— Task to complete —
Tally how many lines of these entries hold the string "JSON". Return the number alone.

— Records for the task —
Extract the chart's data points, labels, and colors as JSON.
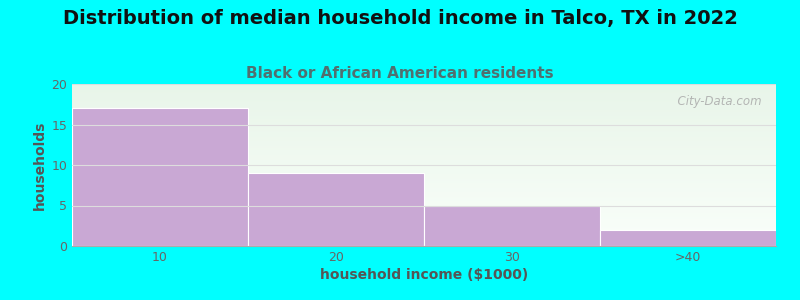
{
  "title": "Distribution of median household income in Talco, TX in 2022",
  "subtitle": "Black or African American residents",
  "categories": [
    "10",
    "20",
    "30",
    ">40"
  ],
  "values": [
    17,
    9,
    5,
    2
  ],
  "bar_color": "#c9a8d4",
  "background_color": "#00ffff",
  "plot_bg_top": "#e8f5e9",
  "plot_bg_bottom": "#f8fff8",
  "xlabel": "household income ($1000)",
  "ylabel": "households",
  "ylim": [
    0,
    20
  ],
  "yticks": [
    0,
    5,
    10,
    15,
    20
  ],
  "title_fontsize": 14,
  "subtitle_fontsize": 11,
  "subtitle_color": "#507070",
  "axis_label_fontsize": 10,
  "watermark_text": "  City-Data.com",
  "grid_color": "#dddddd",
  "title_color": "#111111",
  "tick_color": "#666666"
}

...

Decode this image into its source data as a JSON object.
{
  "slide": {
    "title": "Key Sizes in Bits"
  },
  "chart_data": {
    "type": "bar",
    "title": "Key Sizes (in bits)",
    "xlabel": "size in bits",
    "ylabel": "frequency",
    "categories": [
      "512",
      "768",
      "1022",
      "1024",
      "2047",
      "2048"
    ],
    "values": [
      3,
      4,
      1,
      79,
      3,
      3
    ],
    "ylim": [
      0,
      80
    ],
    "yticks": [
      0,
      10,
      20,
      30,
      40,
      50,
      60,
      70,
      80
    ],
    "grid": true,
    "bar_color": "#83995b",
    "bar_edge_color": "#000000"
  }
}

— Exercise response —
2